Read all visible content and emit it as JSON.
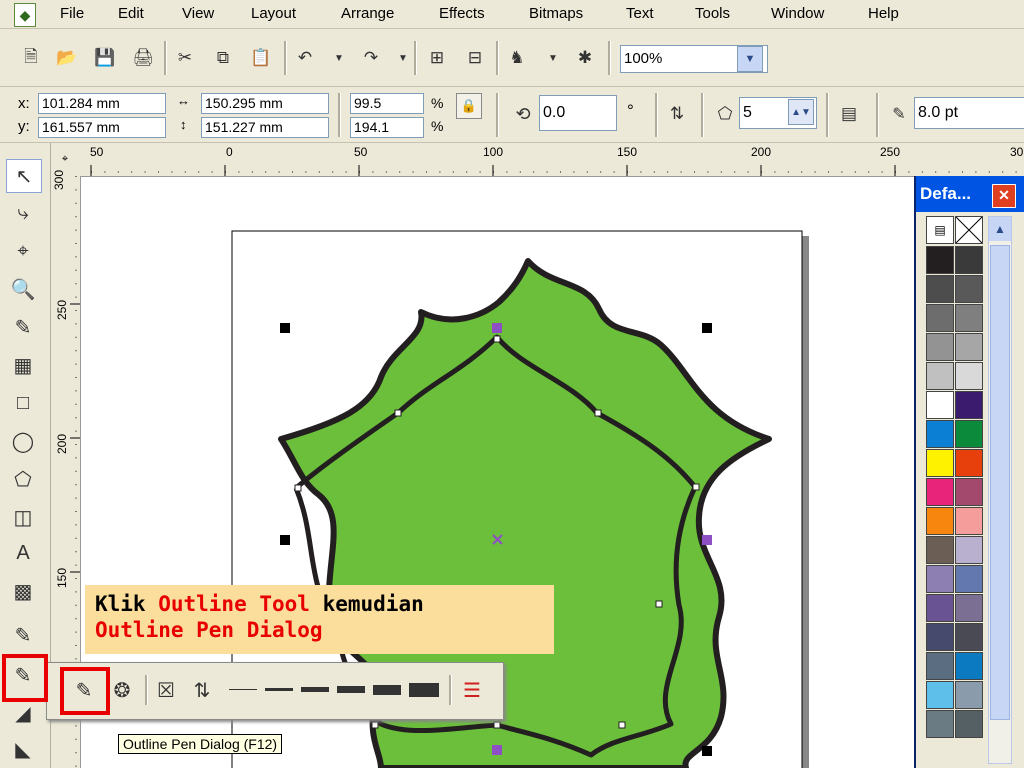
{
  "menu": [
    "File",
    "Edit",
    "View",
    "Layout",
    "Arrange",
    "Effects",
    "Bitmaps",
    "Text",
    "Tools",
    "Window",
    "Help"
  ],
  "toolbar": {
    "zoom_value": "100%"
  },
  "propbar": {
    "x_label": "x:",
    "x_value": "101.284 mm",
    "y_label": "y:",
    "y_value": "161.557 mm",
    "width_value": "150.295 mm",
    "height_value": "151.227 mm",
    "scale_x": "99.5",
    "scale_y": "194.1",
    "percent": "%",
    "rotation": "0.0",
    "degree": "°",
    "sides": "5",
    "outline_width": "8.0 pt"
  },
  "hruler": [
    "50",
    "0",
    "50",
    "100",
    "150",
    "200",
    "250",
    "30"
  ],
  "vruler": [
    "300",
    "250",
    "200",
    "150"
  ],
  "palette": {
    "title": "Defa...",
    "colors": [
      "#231f20",
      "#3a3a3a",
      "#4d4d4d",
      "#595959",
      "#6d6d6d",
      "#7f7f7f",
      "#939393",
      "#a6a6a6",
      "#c0c0c0",
      "#d9d9d9",
      "#ffffff",
      "#3b1b6e",
      "#0a7fd4",
      "#0b8a3c",
      "#fff200",
      "#e8400d",
      "#e8237a",
      "#a3496e",
      "#f7860f",
      "#f59d9a",
      "#6b5f55",
      "#b9b0d0",
      "#8d7fb2",
      "#6278ae",
      "#6a5393",
      "#7b6f94",
      "#464a6d",
      "#4a4a55",
      "#5b6d80",
      "#0c7ac0",
      "#5dbfea",
      "#8a9bab",
      "#6b7b84",
      "#556065"
    ]
  },
  "callout": {
    "part1": "Klik ",
    "part2": "Outline Tool",
    "part3": " kemudian",
    "part4": "Outline Pen Dialog"
  },
  "tooltip": "Outline Pen Dialog (F12)",
  "colors": {
    "shape_fill": "#6bbf3a",
    "outline": "#231f20",
    "highlight": "#e80000",
    "callout_bg": "#fbdd9c",
    "callout_red": "#e80000",
    "selection_handle": "#8e4fc4"
  }
}
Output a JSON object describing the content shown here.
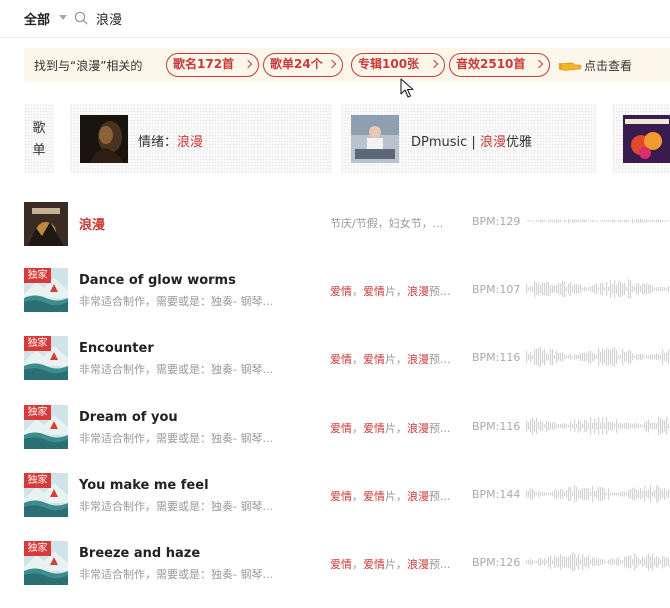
{
  "search": {
    "scope": "全部",
    "query": "浪漫"
  },
  "banner": {
    "prefix": "找到与“浪漫”相关的",
    "chips": [
      "歌名172首",
      "歌单24个",
      "专辑100张",
      "音效2510首"
    ],
    "view_label": "点击查看",
    "icon": "pointing-hand-icon"
  },
  "playlists": {
    "heading": "歌单",
    "cards": [
      {
        "prefix": "情绪：",
        "highlight": "浪漫",
        "suffix": ""
      },
      {
        "prefix": "DPmusic | ",
        "highlight": "浪漫",
        "suffix": "优雅"
      },
      {
        "prefix": "",
        "highlight": "",
        "suffix": ""
      }
    ]
  },
  "tracks": [
    {
      "name": "浪漫",
      "highlight_name": true,
      "exclusive": false,
      "desc": "",
      "tags": "节庆/节假，妇女节，...",
      "tags_hl": false,
      "bpm": "BPM:129"
    },
    {
      "name": "Dance of glow worms",
      "highlight_name": false,
      "exclusive": true,
      "exclusive_label": "独家",
      "desc": "非常适合制作，需要或是：独奏- 钢琴...",
      "tags": [
        "爱情",
        "，",
        "爱情",
        "片，",
        "浪漫",
        "预..."
      ],
      "tags_hl": true,
      "bpm": "BPM:107"
    },
    {
      "name": "Encounter",
      "highlight_name": false,
      "exclusive": true,
      "exclusive_label": "独家",
      "desc": "非常适合制作，需要或是：独奏- 钢琴...",
      "tags": [
        "爱情",
        "，",
        "爱情",
        "片，",
        "浪漫",
        "预..."
      ],
      "tags_hl": true,
      "bpm": "BPM:116"
    },
    {
      "name": "Dream of you",
      "highlight_name": false,
      "exclusive": true,
      "exclusive_label": "独家",
      "desc": "非常适合制作，需要或是：独奏- 钢琴...",
      "tags": [
        "爱情",
        "，",
        "爱情",
        "片，",
        "浪漫",
        "预..."
      ],
      "tags_hl": true,
      "bpm": "BPM:116"
    },
    {
      "name": "You make me feel",
      "highlight_name": false,
      "exclusive": true,
      "exclusive_label": "独家",
      "desc": "非常适合制作，需要或是：独奏- 钢琴...",
      "tags": [
        "爱情",
        "，",
        "爱情",
        "片，",
        "浪漫",
        "预..."
      ],
      "tags_hl": true,
      "bpm": "BPM:144"
    },
    {
      "name": "Breeze and haze",
      "highlight_name": false,
      "exclusive": true,
      "exclusive_label": "独家",
      "desc": "非常适合制作，需要或是：独奏- 钢琴...",
      "tags": [
        "爱情",
        "，",
        "爱情",
        "片，",
        "浪漫",
        "预..."
      ],
      "tags_hl": true,
      "bpm": "BPM:126"
    }
  ],
  "colors": {
    "accent": "#c73a3a",
    "banner_bg": "#fdf6ea",
    "exclusive_badge": "#d83a3a"
  }
}
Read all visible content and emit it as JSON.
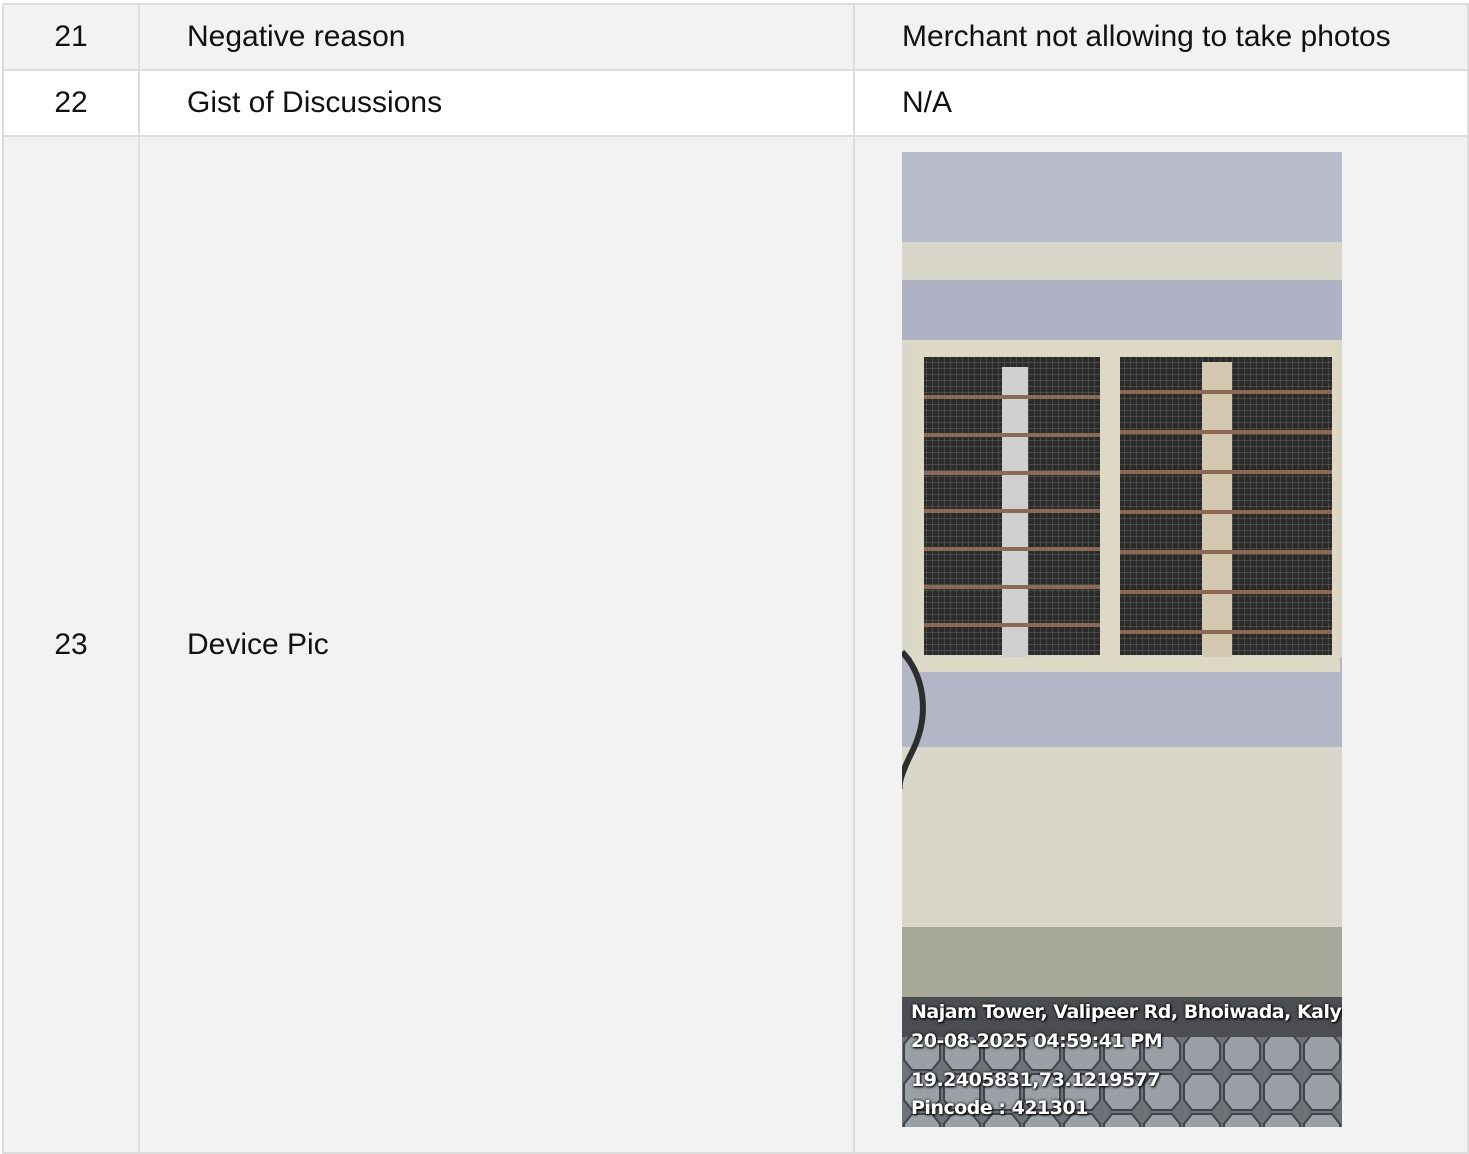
{
  "rows": [
    {
      "no": "21",
      "label": "Negative reason",
      "value": "Merchant not allowing to take photos"
    },
    {
      "no": "22",
      "label": "Gist of Discussions",
      "value": "N/A"
    },
    {
      "no": "23",
      "label": "Device Pic"
    }
  ],
  "photo": {
    "address": "Najam Tower, Valipeer Rd, Bhoiwada, Kalyan,",
    "datetime": "20-08-2025 04:59:41 PM",
    "coordinates": "19.2405831,73.1219577",
    "pincode": "Pincode : 421301"
  }
}
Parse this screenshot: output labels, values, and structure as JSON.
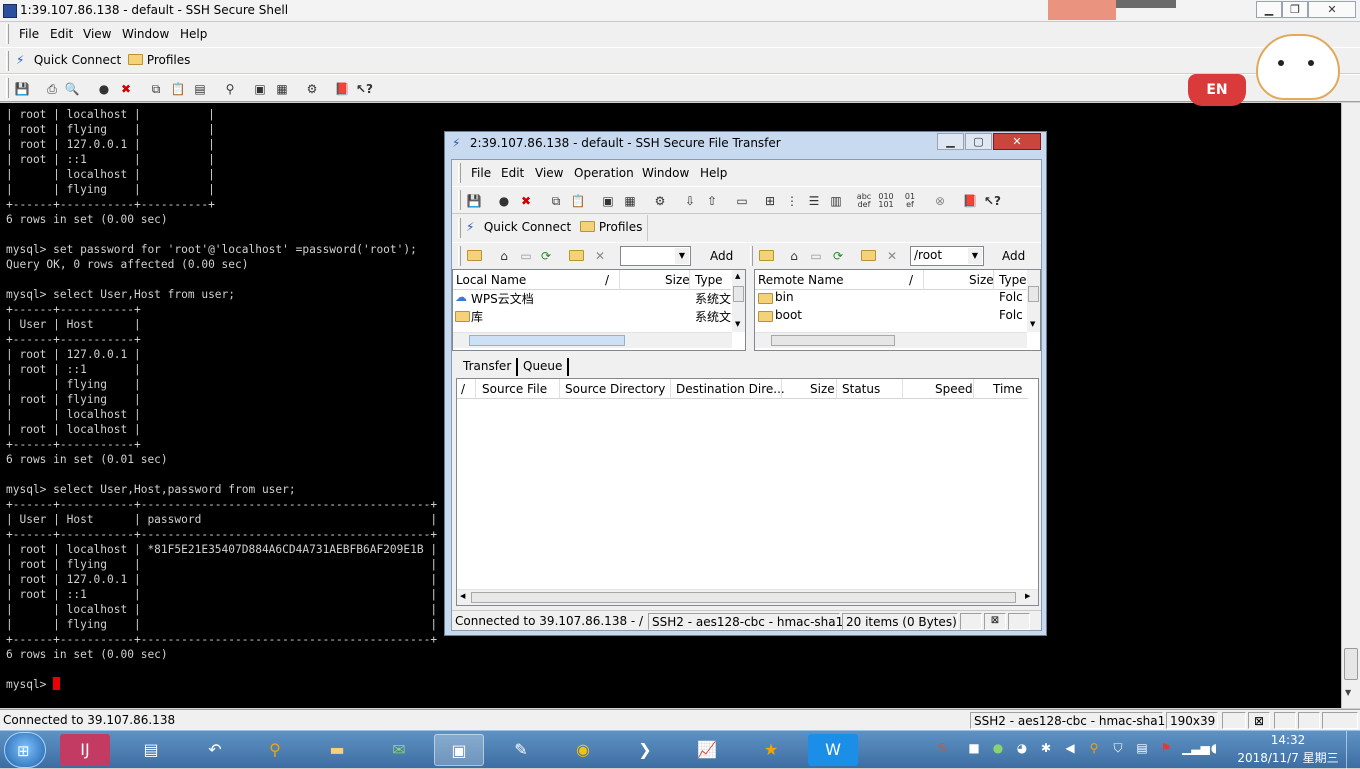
{
  "main_window": {
    "title": "1:39.107.86.138 - default - SSH Secure Shell",
    "menu": [
      "File",
      "Edit",
      "View",
      "Window",
      "Help"
    ],
    "quick_connect_label": "Quick Connect",
    "profiles_label": "Profiles",
    "terminal_lines": [
      "| root | localhost |          |",
      "| root | flying    |          |",
      "| root | 127.0.0.1 |          |",
      "| root | ::1       |          |",
      "|      | localhost |          |",
      "|      | flying    |          |",
      "+------+-----------+----------+",
      "6 rows in set (0.00 sec)",
      "",
      "mysql> set password for 'root'@'localhost' =password('root');",
      "Query OK, 0 rows affected (0.00 sec)",
      "",
      "mysql> select User,Host from user;",
      "+------+-----------+",
      "| User | Host      |",
      "+------+-----------+",
      "| root | 127.0.0.1 |",
      "| root | ::1       |",
      "|      | flying    |",
      "| root | flying    |",
      "|      | localhost |",
      "| root | localhost |",
      "+------+-----------+",
      "6 rows in set (0.01 sec)",
      "",
      "mysql> select User,Host,password from user;",
      "+------+-----------+-------------------------------------------+",
      "| User | Host      | password                                  |",
      "+------+-----------+-------------------------------------------+",
      "| root | localhost | *81F5E21E35407D884A6CD4A731AEBFB6AF209E1B |",
      "| root | flying    |                                           |",
      "| root | 127.0.0.1 |                                           |",
      "| root | ::1       |                                           |",
      "|      | localhost |                                           |",
      "|      | flying    |                                           |",
      "+------+-----------+-------------------------------------------+",
      "6 rows in set (0.00 sec)",
      ""
    ],
    "prompt": "mysql> ",
    "status": {
      "connected": "Connected to 39.107.86.138",
      "cipher": "SSH2 - aes128-cbc - hmac-sha1",
      "size": "190x39"
    }
  },
  "sftp_window": {
    "title": "2:39.107.86.138 - default - SSH Secure File Transfer",
    "menu": [
      "File",
      "Edit",
      "View",
      "Operation",
      "Window",
      "Help"
    ],
    "quick_connect_label": "Quick Connect",
    "profiles_label": "Profiles",
    "add_label": "Add",
    "remote_path": "/root",
    "local_columns": [
      "Local Name",
      "/",
      "Size",
      "Type"
    ],
    "local_rows": [
      {
        "name": "WPS云文档",
        "type": "系统文"
      },
      {
        "name": "库",
        "type": "系统文"
      }
    ],
    "remote_columns": [
      "Remote Name",
      "/",
      "Size",
      "Type"
    ],
    "remote_rows": [
      {
        "name": "bin",
        "type": "Folc"
      },
      {
        "name": "boot",
        "type": "Folc"
      }
    ],
    "tabs": [
      "Transfer",
      "Queue"
    ],
    "transfer_columns": [
      "/",
      "Source File",
      "Source Directory",
      "Destination Dire...",
      "Size",
      "Status",
      "Speed",
      "Time"
    ],
    "status": {
      "connected": "Connected to 39.107.86.138 - /",
      "cipher": "SSH2 - aes128-cbc - hmac-sha1",
      "items": "20 items (0 Bytes)"
    }
  },
  "ime_badge": "EN",
  "clock": {
    "time": "14:32",
    "date": "2018/11/7 星期三"
  }
}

### Exercise instructions
Copy all lines in the listing above where the string "flying" appears.

### Answer to this task
      "| root | flying    |          |",
      "|      | flying    |          |",
      "|      | flying    |",
      "| root | flying    |",
      "| root | flying    |                                           |",
      "|      | flying    |                                           |",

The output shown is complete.